• _Requirement_: Which lines in the records below contain the word "plain"? Copy each one.

Transcript data for document pages:
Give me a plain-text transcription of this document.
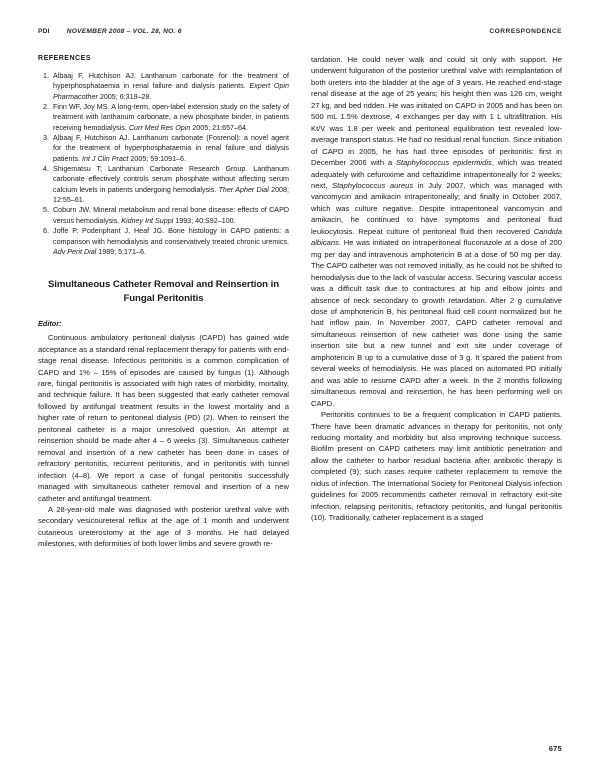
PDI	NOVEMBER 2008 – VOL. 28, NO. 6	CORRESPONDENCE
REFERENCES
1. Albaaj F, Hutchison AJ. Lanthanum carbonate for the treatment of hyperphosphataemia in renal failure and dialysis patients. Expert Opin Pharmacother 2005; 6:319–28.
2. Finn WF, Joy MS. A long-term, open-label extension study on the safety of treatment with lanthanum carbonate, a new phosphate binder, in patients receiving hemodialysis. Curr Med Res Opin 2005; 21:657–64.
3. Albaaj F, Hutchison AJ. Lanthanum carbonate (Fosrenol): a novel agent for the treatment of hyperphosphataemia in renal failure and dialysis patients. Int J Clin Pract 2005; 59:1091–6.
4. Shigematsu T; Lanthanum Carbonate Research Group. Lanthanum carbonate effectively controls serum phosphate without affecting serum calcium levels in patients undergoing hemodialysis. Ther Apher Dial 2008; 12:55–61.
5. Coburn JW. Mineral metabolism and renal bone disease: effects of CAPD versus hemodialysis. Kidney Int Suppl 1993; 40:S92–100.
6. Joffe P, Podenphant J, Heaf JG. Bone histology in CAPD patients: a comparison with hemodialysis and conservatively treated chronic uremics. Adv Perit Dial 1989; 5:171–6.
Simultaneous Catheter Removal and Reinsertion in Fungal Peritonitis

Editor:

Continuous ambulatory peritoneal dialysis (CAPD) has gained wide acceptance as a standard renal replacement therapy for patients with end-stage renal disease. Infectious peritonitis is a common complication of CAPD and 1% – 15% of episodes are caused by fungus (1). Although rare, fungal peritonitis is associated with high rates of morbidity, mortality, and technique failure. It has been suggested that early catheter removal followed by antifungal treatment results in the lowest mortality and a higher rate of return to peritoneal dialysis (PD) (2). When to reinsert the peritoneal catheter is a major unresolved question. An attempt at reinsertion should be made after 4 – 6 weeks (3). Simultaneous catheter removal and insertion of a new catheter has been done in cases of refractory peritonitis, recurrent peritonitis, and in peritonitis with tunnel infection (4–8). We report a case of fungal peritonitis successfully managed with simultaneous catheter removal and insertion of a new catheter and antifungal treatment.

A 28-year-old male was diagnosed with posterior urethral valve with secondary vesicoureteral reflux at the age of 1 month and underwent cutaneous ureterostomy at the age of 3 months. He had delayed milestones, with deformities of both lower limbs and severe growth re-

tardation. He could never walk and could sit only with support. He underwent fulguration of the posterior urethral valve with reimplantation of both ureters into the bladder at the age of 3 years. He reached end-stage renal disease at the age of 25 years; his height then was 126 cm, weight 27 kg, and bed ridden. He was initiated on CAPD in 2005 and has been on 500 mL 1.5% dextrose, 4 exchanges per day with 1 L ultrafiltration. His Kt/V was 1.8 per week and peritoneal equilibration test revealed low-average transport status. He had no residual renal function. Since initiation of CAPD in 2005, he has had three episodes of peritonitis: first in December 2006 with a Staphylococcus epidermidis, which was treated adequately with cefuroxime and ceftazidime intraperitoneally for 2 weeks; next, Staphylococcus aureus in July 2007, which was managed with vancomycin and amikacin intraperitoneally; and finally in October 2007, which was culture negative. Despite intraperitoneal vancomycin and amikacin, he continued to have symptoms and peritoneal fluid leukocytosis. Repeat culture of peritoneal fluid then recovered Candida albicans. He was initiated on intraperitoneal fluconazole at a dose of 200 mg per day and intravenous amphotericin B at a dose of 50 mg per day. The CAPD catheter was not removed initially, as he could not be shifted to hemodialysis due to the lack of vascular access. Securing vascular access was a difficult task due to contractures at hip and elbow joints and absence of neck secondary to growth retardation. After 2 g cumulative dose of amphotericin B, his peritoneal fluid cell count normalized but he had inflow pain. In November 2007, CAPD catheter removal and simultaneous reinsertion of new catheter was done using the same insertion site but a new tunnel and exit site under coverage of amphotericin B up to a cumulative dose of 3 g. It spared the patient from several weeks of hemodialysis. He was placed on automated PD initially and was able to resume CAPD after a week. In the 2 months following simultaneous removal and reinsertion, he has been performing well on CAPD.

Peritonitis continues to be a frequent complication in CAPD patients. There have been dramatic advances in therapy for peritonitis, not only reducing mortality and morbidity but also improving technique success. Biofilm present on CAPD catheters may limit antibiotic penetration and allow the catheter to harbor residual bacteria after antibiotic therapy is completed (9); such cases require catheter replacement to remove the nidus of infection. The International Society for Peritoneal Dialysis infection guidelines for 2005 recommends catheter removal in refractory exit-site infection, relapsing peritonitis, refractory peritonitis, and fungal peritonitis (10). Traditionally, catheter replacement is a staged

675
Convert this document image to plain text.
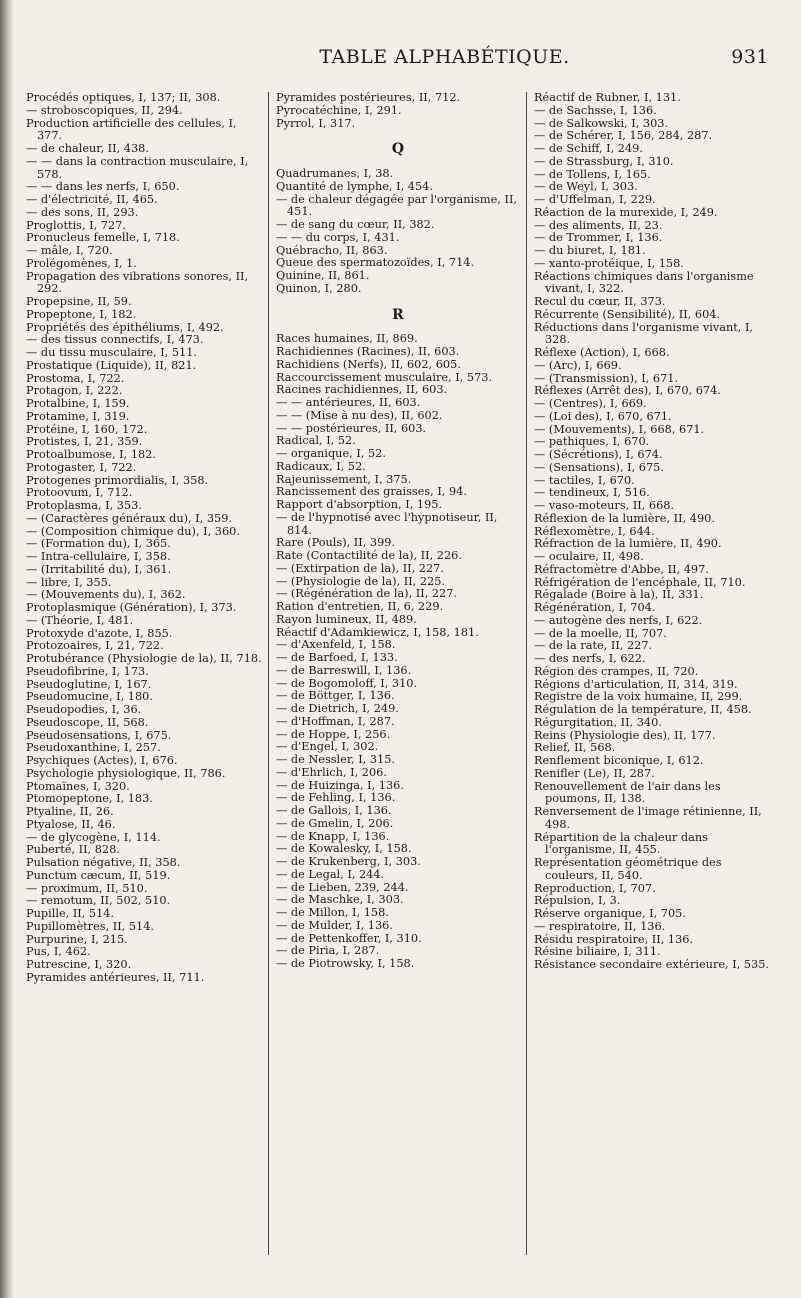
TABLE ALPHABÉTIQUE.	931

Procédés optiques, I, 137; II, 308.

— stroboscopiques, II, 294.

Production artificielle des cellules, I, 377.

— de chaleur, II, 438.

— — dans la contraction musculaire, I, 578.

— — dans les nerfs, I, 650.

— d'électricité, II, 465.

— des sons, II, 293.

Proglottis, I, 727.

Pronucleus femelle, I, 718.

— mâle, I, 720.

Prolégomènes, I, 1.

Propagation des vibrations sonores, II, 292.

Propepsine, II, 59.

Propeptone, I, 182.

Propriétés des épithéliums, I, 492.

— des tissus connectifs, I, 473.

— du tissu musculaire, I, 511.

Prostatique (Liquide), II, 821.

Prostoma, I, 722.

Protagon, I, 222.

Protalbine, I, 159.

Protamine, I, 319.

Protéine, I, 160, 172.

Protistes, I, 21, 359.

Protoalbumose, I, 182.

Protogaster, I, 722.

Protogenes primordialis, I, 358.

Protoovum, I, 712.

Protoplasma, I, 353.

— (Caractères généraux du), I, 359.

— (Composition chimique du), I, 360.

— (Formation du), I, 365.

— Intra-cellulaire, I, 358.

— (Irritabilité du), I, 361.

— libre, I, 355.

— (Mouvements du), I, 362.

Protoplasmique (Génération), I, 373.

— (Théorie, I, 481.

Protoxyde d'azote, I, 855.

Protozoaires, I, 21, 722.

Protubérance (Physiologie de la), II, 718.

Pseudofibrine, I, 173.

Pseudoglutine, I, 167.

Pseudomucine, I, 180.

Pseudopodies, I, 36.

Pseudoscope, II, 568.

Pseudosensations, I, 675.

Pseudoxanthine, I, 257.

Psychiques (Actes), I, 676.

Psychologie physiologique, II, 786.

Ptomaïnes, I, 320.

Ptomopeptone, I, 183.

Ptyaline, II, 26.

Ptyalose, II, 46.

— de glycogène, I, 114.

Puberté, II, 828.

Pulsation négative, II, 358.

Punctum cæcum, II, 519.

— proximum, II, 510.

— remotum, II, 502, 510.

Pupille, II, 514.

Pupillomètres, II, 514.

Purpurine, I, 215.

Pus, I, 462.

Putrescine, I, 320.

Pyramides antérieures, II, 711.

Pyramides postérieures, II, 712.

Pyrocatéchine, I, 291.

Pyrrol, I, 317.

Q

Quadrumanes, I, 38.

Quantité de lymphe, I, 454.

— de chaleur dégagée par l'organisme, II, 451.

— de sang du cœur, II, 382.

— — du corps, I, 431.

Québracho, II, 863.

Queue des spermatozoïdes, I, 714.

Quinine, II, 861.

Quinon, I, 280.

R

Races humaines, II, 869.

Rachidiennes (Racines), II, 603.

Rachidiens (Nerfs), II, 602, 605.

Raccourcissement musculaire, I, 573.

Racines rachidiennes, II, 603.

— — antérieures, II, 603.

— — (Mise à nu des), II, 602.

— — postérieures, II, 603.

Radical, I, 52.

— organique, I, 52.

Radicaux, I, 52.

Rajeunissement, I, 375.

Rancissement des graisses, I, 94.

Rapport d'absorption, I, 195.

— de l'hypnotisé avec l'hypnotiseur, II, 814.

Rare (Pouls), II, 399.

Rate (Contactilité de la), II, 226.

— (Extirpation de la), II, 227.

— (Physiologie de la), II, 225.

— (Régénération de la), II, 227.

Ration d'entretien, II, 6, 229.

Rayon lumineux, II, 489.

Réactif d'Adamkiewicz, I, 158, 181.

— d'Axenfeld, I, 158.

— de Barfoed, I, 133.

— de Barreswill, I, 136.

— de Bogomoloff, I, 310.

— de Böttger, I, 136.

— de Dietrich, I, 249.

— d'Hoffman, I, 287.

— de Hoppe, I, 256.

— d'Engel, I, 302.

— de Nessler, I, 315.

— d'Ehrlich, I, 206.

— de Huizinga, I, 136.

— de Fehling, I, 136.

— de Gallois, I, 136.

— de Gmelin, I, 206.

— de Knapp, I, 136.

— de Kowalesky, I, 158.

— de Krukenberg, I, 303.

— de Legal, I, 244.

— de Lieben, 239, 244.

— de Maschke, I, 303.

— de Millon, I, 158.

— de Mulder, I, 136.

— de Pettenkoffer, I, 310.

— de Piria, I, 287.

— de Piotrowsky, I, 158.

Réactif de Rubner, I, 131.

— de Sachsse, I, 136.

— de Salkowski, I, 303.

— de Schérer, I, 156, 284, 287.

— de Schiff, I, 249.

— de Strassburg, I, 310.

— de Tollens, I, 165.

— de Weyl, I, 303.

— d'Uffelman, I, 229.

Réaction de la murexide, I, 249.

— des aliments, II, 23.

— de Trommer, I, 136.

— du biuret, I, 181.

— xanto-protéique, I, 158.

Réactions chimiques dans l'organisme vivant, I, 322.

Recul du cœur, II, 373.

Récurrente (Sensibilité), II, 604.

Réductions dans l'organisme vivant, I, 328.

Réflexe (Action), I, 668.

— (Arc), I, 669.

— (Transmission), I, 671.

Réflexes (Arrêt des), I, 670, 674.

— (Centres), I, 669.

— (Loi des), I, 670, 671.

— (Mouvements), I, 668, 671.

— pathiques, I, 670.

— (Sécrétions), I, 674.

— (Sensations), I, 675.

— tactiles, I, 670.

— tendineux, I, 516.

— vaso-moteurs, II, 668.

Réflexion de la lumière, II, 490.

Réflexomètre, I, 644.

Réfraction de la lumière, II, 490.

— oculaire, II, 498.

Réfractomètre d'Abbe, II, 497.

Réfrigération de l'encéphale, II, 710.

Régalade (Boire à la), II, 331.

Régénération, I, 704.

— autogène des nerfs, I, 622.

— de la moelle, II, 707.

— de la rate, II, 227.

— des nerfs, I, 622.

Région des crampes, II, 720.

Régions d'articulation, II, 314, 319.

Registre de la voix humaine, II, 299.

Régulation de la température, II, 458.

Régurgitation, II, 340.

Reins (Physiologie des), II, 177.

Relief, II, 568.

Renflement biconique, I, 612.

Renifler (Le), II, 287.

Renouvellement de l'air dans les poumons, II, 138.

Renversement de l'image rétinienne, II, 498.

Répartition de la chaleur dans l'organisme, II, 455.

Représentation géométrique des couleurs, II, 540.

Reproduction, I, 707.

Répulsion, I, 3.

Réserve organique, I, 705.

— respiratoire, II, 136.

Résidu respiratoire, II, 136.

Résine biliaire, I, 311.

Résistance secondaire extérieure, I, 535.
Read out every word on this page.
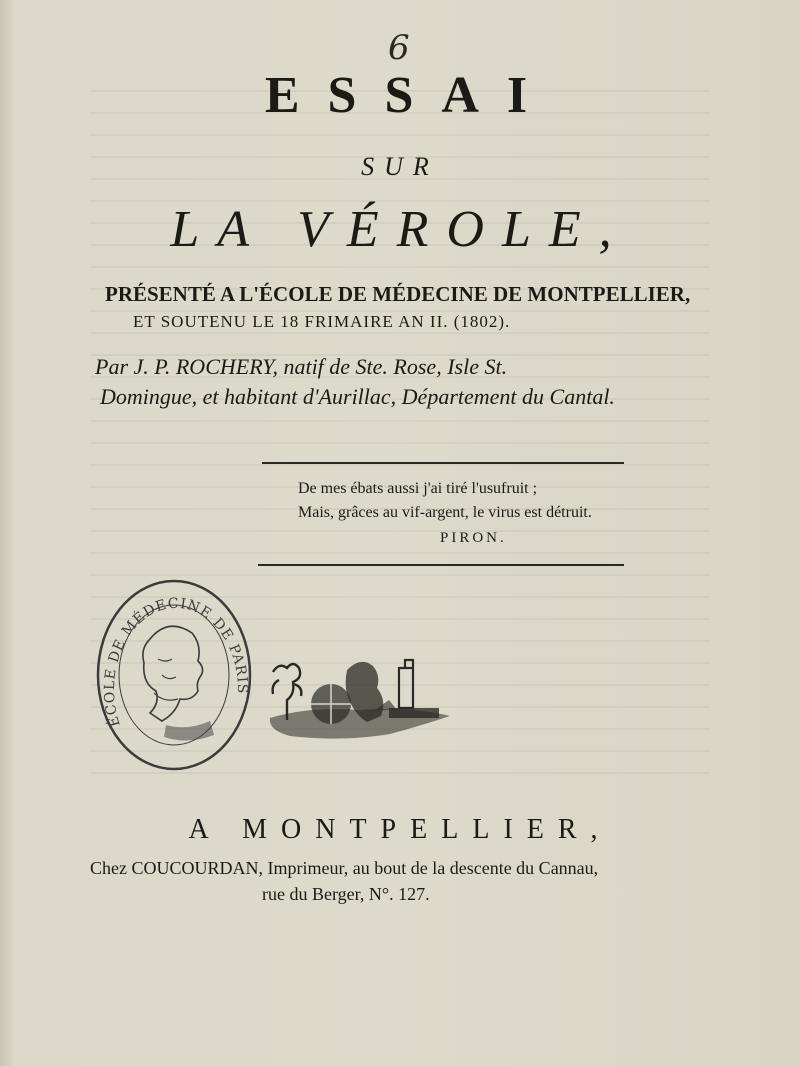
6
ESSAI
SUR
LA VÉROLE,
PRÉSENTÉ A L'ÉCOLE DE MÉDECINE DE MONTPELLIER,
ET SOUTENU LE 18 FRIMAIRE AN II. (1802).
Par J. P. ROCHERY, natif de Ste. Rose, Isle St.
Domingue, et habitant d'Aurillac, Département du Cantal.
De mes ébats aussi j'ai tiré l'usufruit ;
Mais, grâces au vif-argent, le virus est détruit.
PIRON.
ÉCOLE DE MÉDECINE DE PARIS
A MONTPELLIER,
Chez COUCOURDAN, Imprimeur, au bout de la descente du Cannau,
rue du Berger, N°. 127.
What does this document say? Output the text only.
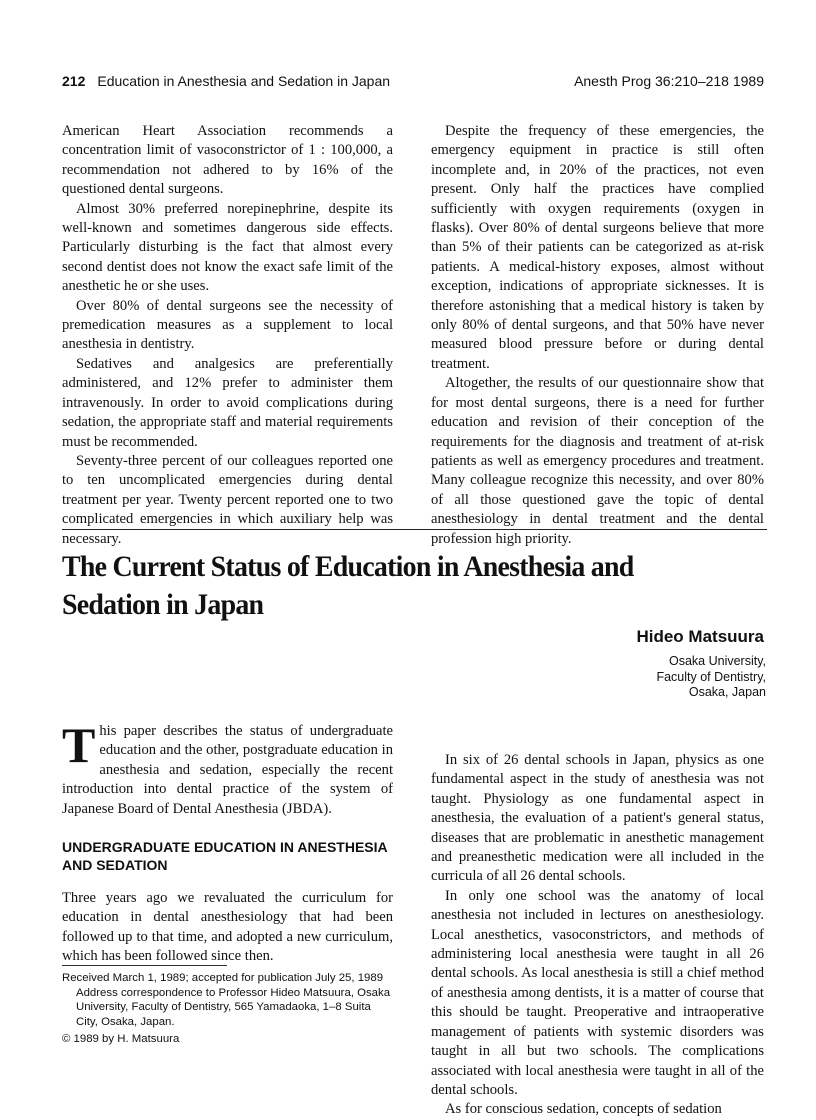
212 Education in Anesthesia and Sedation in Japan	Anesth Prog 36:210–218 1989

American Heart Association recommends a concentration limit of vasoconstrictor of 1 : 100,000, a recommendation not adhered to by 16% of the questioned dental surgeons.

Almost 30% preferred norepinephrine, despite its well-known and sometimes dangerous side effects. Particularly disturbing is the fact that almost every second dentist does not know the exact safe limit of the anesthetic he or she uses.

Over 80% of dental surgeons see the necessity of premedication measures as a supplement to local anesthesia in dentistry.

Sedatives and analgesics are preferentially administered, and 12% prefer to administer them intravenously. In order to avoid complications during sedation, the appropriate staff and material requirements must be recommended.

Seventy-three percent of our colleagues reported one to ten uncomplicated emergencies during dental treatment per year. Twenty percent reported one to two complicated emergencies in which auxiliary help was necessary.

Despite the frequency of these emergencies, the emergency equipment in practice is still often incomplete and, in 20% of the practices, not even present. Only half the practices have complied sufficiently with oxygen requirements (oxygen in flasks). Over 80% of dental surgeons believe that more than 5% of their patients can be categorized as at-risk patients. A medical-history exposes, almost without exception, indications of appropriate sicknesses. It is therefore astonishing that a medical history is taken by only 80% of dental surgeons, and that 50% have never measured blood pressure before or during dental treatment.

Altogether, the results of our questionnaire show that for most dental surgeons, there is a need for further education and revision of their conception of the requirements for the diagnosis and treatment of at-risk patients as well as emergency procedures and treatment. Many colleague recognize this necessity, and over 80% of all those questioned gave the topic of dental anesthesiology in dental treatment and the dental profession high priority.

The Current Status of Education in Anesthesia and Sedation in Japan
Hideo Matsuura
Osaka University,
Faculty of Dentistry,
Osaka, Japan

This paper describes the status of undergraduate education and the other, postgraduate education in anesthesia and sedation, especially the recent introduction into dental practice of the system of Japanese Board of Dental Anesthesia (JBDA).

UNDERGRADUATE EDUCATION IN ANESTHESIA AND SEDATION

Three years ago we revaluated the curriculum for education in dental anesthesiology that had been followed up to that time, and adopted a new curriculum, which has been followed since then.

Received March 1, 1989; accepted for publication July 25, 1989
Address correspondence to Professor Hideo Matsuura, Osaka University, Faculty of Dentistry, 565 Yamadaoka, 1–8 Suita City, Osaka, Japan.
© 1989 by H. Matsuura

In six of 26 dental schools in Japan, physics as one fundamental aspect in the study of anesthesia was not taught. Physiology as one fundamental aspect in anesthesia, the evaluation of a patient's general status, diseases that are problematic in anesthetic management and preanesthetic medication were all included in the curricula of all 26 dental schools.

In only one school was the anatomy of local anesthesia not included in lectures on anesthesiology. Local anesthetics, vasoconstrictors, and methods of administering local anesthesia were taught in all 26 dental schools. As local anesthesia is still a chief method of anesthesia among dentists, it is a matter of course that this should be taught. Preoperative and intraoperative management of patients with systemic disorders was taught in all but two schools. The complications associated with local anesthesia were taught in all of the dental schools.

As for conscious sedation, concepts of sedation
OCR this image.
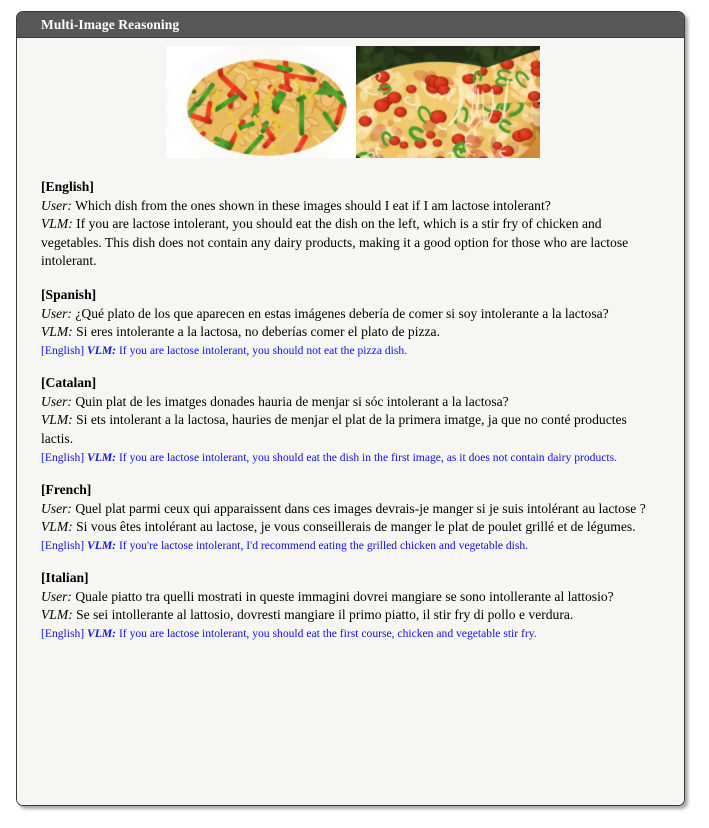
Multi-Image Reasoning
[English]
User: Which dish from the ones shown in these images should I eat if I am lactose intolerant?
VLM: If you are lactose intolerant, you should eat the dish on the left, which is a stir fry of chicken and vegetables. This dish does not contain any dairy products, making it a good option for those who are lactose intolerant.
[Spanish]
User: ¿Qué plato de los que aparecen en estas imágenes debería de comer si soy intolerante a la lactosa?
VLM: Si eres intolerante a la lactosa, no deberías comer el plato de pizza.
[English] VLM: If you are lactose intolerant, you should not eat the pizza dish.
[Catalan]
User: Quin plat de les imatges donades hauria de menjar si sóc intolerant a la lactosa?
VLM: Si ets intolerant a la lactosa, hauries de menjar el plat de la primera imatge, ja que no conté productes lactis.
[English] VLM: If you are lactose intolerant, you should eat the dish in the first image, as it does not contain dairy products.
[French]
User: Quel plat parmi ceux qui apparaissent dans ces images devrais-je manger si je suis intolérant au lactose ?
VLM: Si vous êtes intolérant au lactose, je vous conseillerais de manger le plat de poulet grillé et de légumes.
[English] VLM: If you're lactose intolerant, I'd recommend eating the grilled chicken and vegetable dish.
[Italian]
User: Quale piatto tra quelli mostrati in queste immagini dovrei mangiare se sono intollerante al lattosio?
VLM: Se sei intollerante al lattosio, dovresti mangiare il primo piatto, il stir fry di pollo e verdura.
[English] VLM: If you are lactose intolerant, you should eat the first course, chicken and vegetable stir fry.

• _Result of the exercise_:
Give me a plain-text transcription of this document.
Convert this document image to plain text.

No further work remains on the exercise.